[Items from a figure collection]
++++++++++++++++++++

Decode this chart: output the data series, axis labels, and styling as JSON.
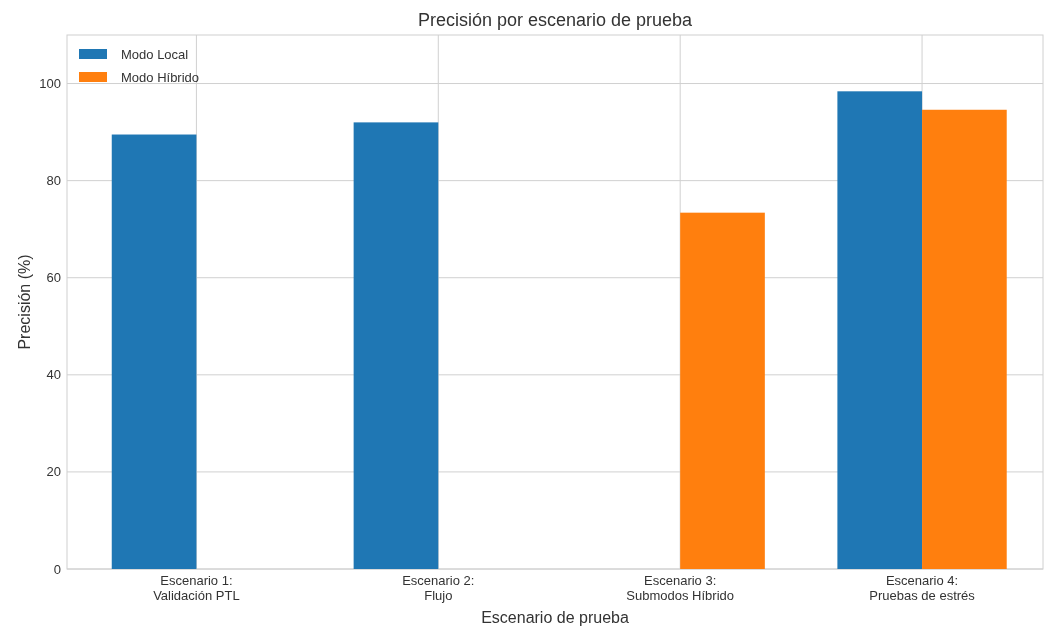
{
  "chart_data": {
    "type": "bar",
    "title": "Precisión por escenario de prueba",
    "xlabel": "Escenario de prueba",
    "ylabel": "Precisión (%)",
    "categories": [
      "Escenario 1:\nValidación PTL",
      "Escenario 2:\nFlujo",
      "Escenario 3:\nSubmodos Híbrido",
      "Escenario 4:\nPruebas de estrés"
    ],
    "series": [
      {
        "name": "Modo Local",
        "color": "#1f77b4",
        "values": [
          89.5,
          92.0,
          null,
          98.4
        ]
      },
      {
        "name": "Modo Híbrido",
        "color": "#ff7f0e",
        "values": [
          null,
          null,
          73.4,
          94.6
        ]
      }
    ],
    "ylim": [
      0,
      110
    ],
    "yticks": [
      0,
      20,
      40,
      60,
      80,
      100
    ],
    "grid": true,
    "legend": "top left"
  }
}
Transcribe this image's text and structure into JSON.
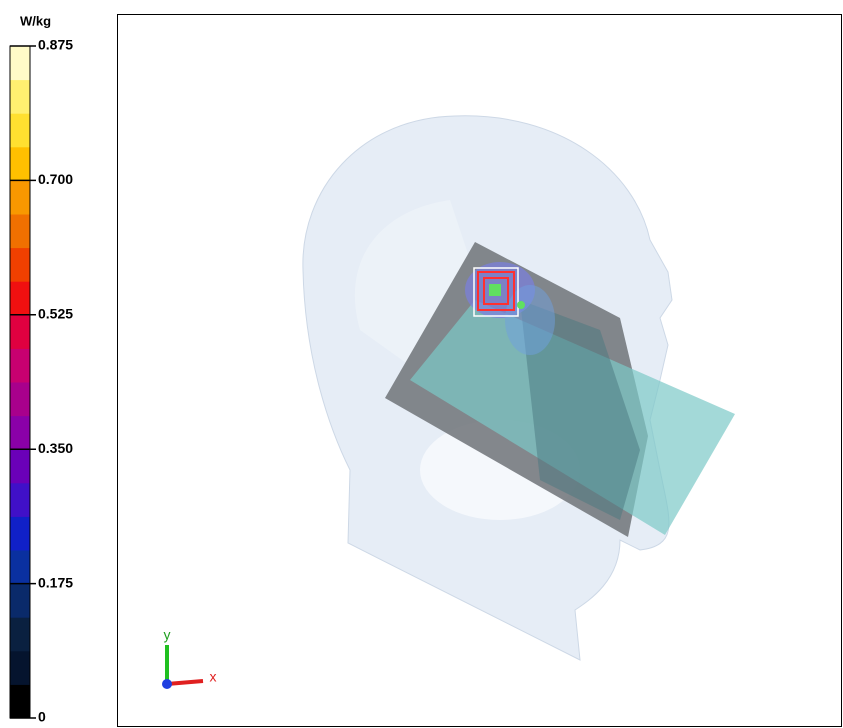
{
  "colorbar": {
    "unit": "W/kg",
    "range": [
      0,
      0.875
    ],
    "ticks": [
      0,
      0.175,
      {
        "value": 0.35,
        "label": "0.350"
      },
      0.525,
      {
        "value": 0.7,
        "label": "0.700"
      },
      0.875
    ],
    "colors": [
      "#000000",
      "#05142e",
      "#0a2040",
      "#0a2a6a",
      "#0a30a0",
      "#1020c8",
      "#4010c8",
      "#6a00b8",
      "#8a00a8",
      "#a8008c",
      "#c80070",
      "#e00040",
      "#f01010",
      "#f04000",
      "#f07000",
      "#f89800",
      "#ffc000",
      "#ffe030",
      "#fff070",
      "#fffbc8"
    ]
  },
  "axes": {
    "x": "x",
    "y": "y"
  }
}
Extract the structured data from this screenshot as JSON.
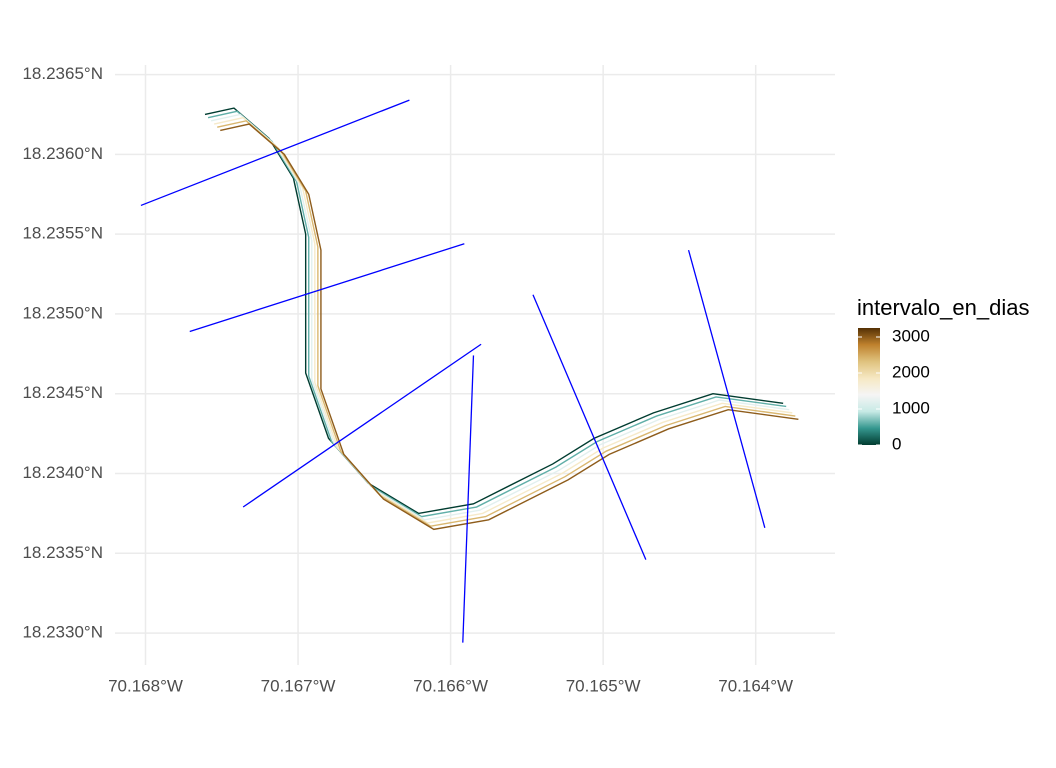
{
  "chart_data": {
    "type": "line",
    "xlim": [
      -70.1682,
      -70.16348
    ],
    "ylim": [
      18.2328,
      18.23656
    ],
    "xticks": [
      {
        "value": -70.168,
        "label": "70.168°W"
      },
      {
        "value": -70.167,
        "label": "70.167°W"
      },
      {
        "value": -70.166,
        "label": "70.166°W"
      },
      {
        "value": -70.165,
        "label": "70.165°W"
      },
      {
        "value": -70.164,
        "label": "70.164°W"
      }
    ],
    "yticks": [
      {
        "value": 18.233,
        "label": "18.2330°N"
      },
      {
        "value": 18.2335,
        "label": "18.2335°N"
      },
      {
        "value": 18.234,
        "label": "18.2340°N"
      },
      {
        "value": 18.2345,
        "label": "18.2345°N"
      },
      {
        "value": 18.235,
        "label": "18.2350°N"
      },
      {
        "value": 18.2355,
        "label": "18.2355°N"
      },
      {
        "value": 18.236,
        "label": "18.2360°N"
      },
      {
        "value": 18.2365,
        "label": "18.2365°N"
      }
    ],
    "grid": true,
    "colorbar": {
      "title": "intervalo_en_dias",
      "clim": [
        0,
        3250
      ],
      "ticks": [
        0,
        1000,
        2000,
        3000
      ],
      "colors": [
        "#003c30",
        "#35978f",
        "#c7eae5",
        "#f5f5f5",
        "#f6e8c3",
        "#dfc27d",
        "#bf812d",
        "#543005"
      ]
    },
    "series": [
      {
        "intervalo_en_dias": 0,
        "x": [
          -70.16761,
          -70.16742,
          -70.16719,
          -70.16703,
          -70.16695,
          -70.16695,
          -70.16695,
          -70.1668,
          -70.16654,
          -70.16621,
          -70.16585,
          -70.16533,
          -70.16506,
          -70.16467,
          -70.16428,
          -70.16382
        ],
        "values": [
          18.23625,
          18.23629,
          18.2361,
          18.23585,
          18.2355,
          18.23513,
          18.23463,
          18.23422,
          18.23394,
          18.23375,
          18.23381,
          18.23406,
          18.23422,
          18.23438,
          18.2345,
          18.23444
        ]
      },
      {
        "intervalo_en_dias": 600,
        "x": [
          -70.16759,
          -70.1674,
          -70.16717,
          -70.16701,
          -70.16693,
          -70.16693,
          -70.16693,
          -70.16678,
          -70.16652,
          -70.16619,
          -70.16583,
          -70.16531,
          -70.16504,
          -70.16465,
          -70.16426,
          -70.1638
        ],
        "values": [
          18.23623,
          18.23627,
          18.23608,
          18.23583,
          18.23548,
          18.23511,
          18.23461,
          18.2342,
          18.23392,
          18.23373,
          18.23379,
          18.23404,
          18.2342,
          18.23436,
          18.23448,
          18.23442
        ]
      },
      {
        "intervalo_en_dias": 1200,
        "x": [
          -70.16757,
          -70.16738,
          -70.16715,
          -70.16699,
          -70.16691,
          -70.16691,
          -70.16691,
          -70.16676,
          -70.1665,
          -70.16617,
          -70.16581,
          -70.16529,
          -70.16502,
          -70.16463,
          -70.16424,
          -70.16378
        ],
        "values": [
          18.23621,
          18.23625,
          18.23606,
          18.23581,
          18.23546,
          18.23509,
          18.23459,
          18.23418,
          18.2339,
          18.23371,
          18.23377,
          18.23402,
          18.23418,
          18.23434,
          18.23446,
          18.2344
        ]
      },
      {
        "intervalo_en_dias": 1800,
        "x": [
          -70.16755,
          -70.16736,
          -70.16713,
          -70.16697,
          -70.16689,
          -70.16689,
          -70.16689,
          -70.16674,
          -70.16648,
          -70.16615,
          -70.16579,
          -70.16527,
          -70.165,
          -70.16461,
          -70.16422,
          -70.16376
        ],
        "values": [
          18.23619,
          18.23623,
          18.23604,
          18.23579,
          18.23544,
          18.23507,
          18.23457,
          18.23416,
          18.23388,
          18.23369,
          18.23375,
          18.234,
          18.23416,
          18.23432,
          18.23444,
          18.23438
        ]
      },
      {
        "intervalo_en_dias": 2400,
        "x": [
          -70.16753,
          -70.16734,
          -70.16711,
          -70.16695,
          -70.16687,
          -70.16687,
          -70.16687,
          -70.16672,
          -70.16646,
          -70.16613,
          -70.16577,
          -70.16525,
          -70.16498,
          -70.16459,
          -70.1642,
          -70.16374
        ],
        "values": [
          18.23617,
          18.23621,
          18.23602,
          18.23577,
          18.23542,
          18.23505,
          18.23455,
          18.23414,
          18.23386,
          18.23367,
          18.23373,
          18.23398,
          18.23414,
          18.2343,
          18.23442,
          18.23436
        ]
      },
      {
        "intervalo_en_dias": 3000,
        "x": [
          -70.16751,
          -70.16732,
          -70.16709,
          -70.16693,
          -70.16685,
          -70.16685,
          -70.16685,
          -70.1667,
          -70.16644,
          -70.16611,
          -70.16575,
          -70.16523,
          -70.16496,
          -70.16457,
          -70.16418,
          -70.16372
        ],
        "values": [
          18.23615,
          18.23619,
          18.236,
          18.23575,
          18.2354,
          18.23503,
          18.23453,
          18.23412,
          18.23384,
          18.23365,
          18.23371,
          18.23396,
          18.23412,
          18.23428,
          18.2344,
          18.23434
        ]
      }
    ],
    "transect_color": "#0000ff",
    "transects": [
      {
        "x": [
          -70.16803,
          -70.16627
        ],
        "values": [
          18.23568,
          18.23634
        ]
      },
      {
        "x": [
          -70.16771,
          -70.16591
        ],
        "values": [
          18.23489,
          18.23544
        ]
      },
      {
        "x": [
          -70.16736,
          -70.1658
        ],
        "values": [
          18.23379,
          18.23481
        ]
      },
      {
        "x": [
          -70.16585,
          -70.16592
        ],
        "values": [
          18.23474,
          18.23294
        ]
      },
      {
        "x": [
          -70.16546,
          -70.16472
        ],
        "values": [
          18.23512,
          18.23346
        ]
      },
      {
        "x": [
          -70.16444,
          -70.16394
        ],
        "values": [
          18.2354,
          18.23366
        ]
      }
    ]
  }
}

++++++++++++++++++++

** Prompt **
All of the lines above should be printed exactly, minus the pictures.

** Reply **
Decode this chart: output the data series, axis labels, and styling as JSON.
{
  "chart_data": {
    "type": "bar",
    "title": "Precisión por escenario de prueba",
    "xlabel": "Escenario de prueba",
    "ylabel": "Precisión (%)",
    "categories": [
      "Escenario 1:\nValidación PTL",
      "Escenario 2:\nFlujo",
      "Escenario 3:\nSubmodos Híbrido",
      "Escenario 4:\nPruebas de estrés"
    ],
    "series": [
      {
        "name": "Modo Local",
        "color": "#1f77b4",
        "values": [
          89.5,
          92.0,
          null,
          98.4
        ]
      },
      {
        "name": "Modo Híbrido",
        "color": "#ff7f0e",
        "values": [
          null,
          null,
          73.4,
          94.6
        ]
      }
    ],
    "ylim": [
      0,
      110
    ],
    "yticks": [
      0,
      20,
      40,
      60,
      80,
      100
    ],
    "grid": true,
    "legend": "top left"
  }
}
Transcribe this image's text and structure into JSON.
{
  "colorbar": {
    "unit": "W/kg",
    "range": [
      0,
      0.875
    ],
    "ticks": [
      0,
      0.175,
      {
        "value": 0.35,
        "label": "0.350"
      },
      0.525,
      {
        "value": 0.7,
        "label": "0.700"
      },
      0.875
    ],
    "colors": [
      "#000000",
      "#05142e",
      "#0a2040",
      "#0a2a6a",
      "#0a30a0",
      "#1020c8",
      "#4010c8",
      "#6a00b8",
      "#8a00a8",
      "#a8008c",
      "#c80070",
      "#e00040",
      "#f01010",
      "#f04000",
      "#f07000",
      "#f89800",
      "#ffc000",
      "#ffe030",
      "#fff070",
      "#fffbc8"
    ]
  },
  "axes": {
    "x": "x",
    "y": "y"
  }
}
Extract the structured data from this screenshot as JSON.
{
  "chart_data": {
    "type": "line",
    "xlim": [
      -70.1682,
      -70.16348
    ],
    "ylim": [
      18.2328,
      18.23656
    ],
    "xticks": [
      {
        "value": -70.168,
        "label": "70.168°W"
      },
      {
        "value": -70.167,
        "label": "70.167°W"
      },
      {
        "value": -70.166,
        "label": "70.166°W"
      },
      {
        "value": -70.165,
        "label": "70.165°W"
      },
      {
        "value": -70.164,
        "label": "70.164°W"
      }
    ],
    "yticks": [
      {
        "value": 18.233,
        "label": "18.2330°N"
      },
      {
        "value": 18.2335,
        "label": "18.2335°N"
      },
      {
        "value": 18.234,
        "label": "18.2340°N"
      },
      {
        "value": 18.2345,
        "label": "18.2345°N"
      },
      {
        "value": 18.235,
        "label": "18.2350°N"
      },
      {
        "value": 18.2355,
        "label": "18.2355°N"
      },
      {
        "value": 18.236,
        "label": "18.2360°N"
      },
      {
        "value": 18.2365,
        "label": "18.2365°N"
      }
    ],
    "grid": true,
    "colorbar": {
      "title": "intervalo_en_dias",
      "clim": [
        0,
        3250
      ],
      "ticks": [
        0,
        1000,
        2000,
        3000
      ],
      "colors": [
        "#003c30",
        "#35978f",
        "#c7eae5",
        "#f5f5f5",
        "#f6e8c3",
        "#dfc27d",
        "#bf812d",
        "#543005"
      ]
    },
    "series": [
      {
        "intervalo_en_dias": 0,
        "x": [
          -70.16761,
          -70.16742,
          -70.16719,
          -70.16703,
          -70.16695,
          -70.16695,
          -70.16695,
          -70.1668,
          -70.16654,
          -70.16621,
          -70.16585,
          -70.16533,
          -70.16506,
          -70.16467,
          -70.16428,
          -70.16382
        ],
        "values": [
          18.23625,
          18.23629,
          18.2361,
          18.23585,
          18.2355,
          18.23513,
          18.23463,
          18.23422,
          18.23394,
          18.23375,
          18.23381,
          18.23406,
          18.23422,
          18.23438,
          18.2345,
          18.23444
        ]
      },
      {
        "intervalo_en_dias": 600,
        "x": [
          -70.16759,
          -70.1674,
          -70.16717,
          -70.16701,
          -70.16693,
          -70.16693,
          -70.16693,
          -70.16678,
          -70.16652,
          -70.16619,
          -70.16583,
          -70.16531,
          -70.16504,
          -70.16465,
          -70.16426,
          -70.1638
        ],
        "values": [
          18.23623,
          18.23627,
          18.23608,
          18.23583,
          18.23548,
          18.23511,
          18.23461,
          18.2342,
          18.23392,
          18.23373,
          18.23379,
          18.23404,
          18.2342,
          18.23436,
          18.23448,
          18.23442
        ]
      },
      {
        "intervalo_en_dias": 1200,
        "x": [
          -70.16757,
          -70.16738,
          -70.16715,
          -70.16699,
          -70.16691,
          -70.16691,
          -70.16691,
          -70.16676,
          -70.1665,
          -70.16617,
          -70.16581,
          -70.16529,
          -70.16502,
          -70.16463,
          -70.16424,
          -70.16378
        ],
        "values": [
          18.23621,
          18.23625,
          18.23606,
          18.23581,
          18.23546,
          18.23509,
          18.23459,
          18.23418,
          18.2339,
          18.23371,
          18.23377,
          18.23402,
          18.23418,
          18.23434,
          18.23446,
          18.2344
        ]
      },
      {
        "intervalo_en_dias": 1800,
        "x": [
          -70.16755,
          -70.16736,
          -70.16713,
          -70.16697,
          -70.16689,
          -70.16689,
          -70.16689,
          -70.16674,
          -70.16648,
          -70.16615,
          -70.16579,
          -70.16527,
          -70.165,
          -70.16461,
          -70.16422,
          -70.16376
        ],
        "values": [
          18.23619,
          18.23623,
          18.23604,
          18.23579,
          18.23544,
          18.23507,
          18.23457,
          18.23416,
          18.23388,
          18.23369,
          18.23375,
          18.234,
          18.23416,
          18.23432,
          18.23444,
          18.23438
        ]
      },
      {
        "intervalo_en_dias": 2400,
        "x": [
          -70.16753,
          -70.16734,
          -70.16711,
          -70.16695,
          -70.16687,
          -70.16687,
          -70.16687,
          -70.16672,
          -70.16646,
          -70.16613,
          -70.16577,
          -70.16525,
          -70.16498,
          -70.16459,
          -70.1642,
          -70.16374
        ],
        "values": [
          18.23617,
          18.23621,
          18.23602,
          18.23577,
          18.23542,
          18.23505,
          18.23455,
          18.23414,
          18.23386,
          18.23367,
          18.23373,
          18.23398,
          18.23414,
          18.2343,
          18.23442,
          18.23436
        ]
      },
      {
        "intervalo_en_dias": 3000,
        "x": [
          -70.16751,
          -70.16732,
          -70.16709,
          -70.16693,
          -70.16685,
          -70.16685,
          -70.16685,
          -70.1667,
          -70.16644,
          -70.16611,
          -70.16575,
          -70.16523,
          -70.16496,
          -70.16457,
          -70.16418,
          -70.16372
        ],
        "values": [
          18.23615,
          18.23619,
          18.236,
          18.23575,
          18.2354,
          18.23503,
          18.23453,
          18.23412,
          18.23384,
          18.23365,
          18.23371,
          18.23396,
          18.23412,
          18.23428,
          18.2344,
          18.23434
        ]
      }
    ],
    "transect_color": "#0000ff",
    "transects": [
      {
        "x": [
          -70.16803,
          -70.16627
        ],
        "values": [
          18.23568,
          18.23634
        ]
      },
      {
        "x": [
          -70.16771,
          -70.16591
        ],
        "values": [
          18.23489,
          18.23544
        ]
      },
      {
        "x": [
          -70.16736,
          -70.1658
        ],
        "values": [
          18.23379,
          18.23481
        ]
      },
      {
        "x": [
          -70.16585,
          -70.16592
        ],
        "values": [
          18.23474,
          18.23294
        ]
      },
      {
        "x": [
          -70.16546,
          -70.16472
        ],
        "values": [
          18.23512,
          18.23346
        ]
      },
      {
        "x": [
          -70.16444,
          -70.16394
        ],
        "values": [
          18.2354,
          18.23366
        ]
      }
    ]
  }
}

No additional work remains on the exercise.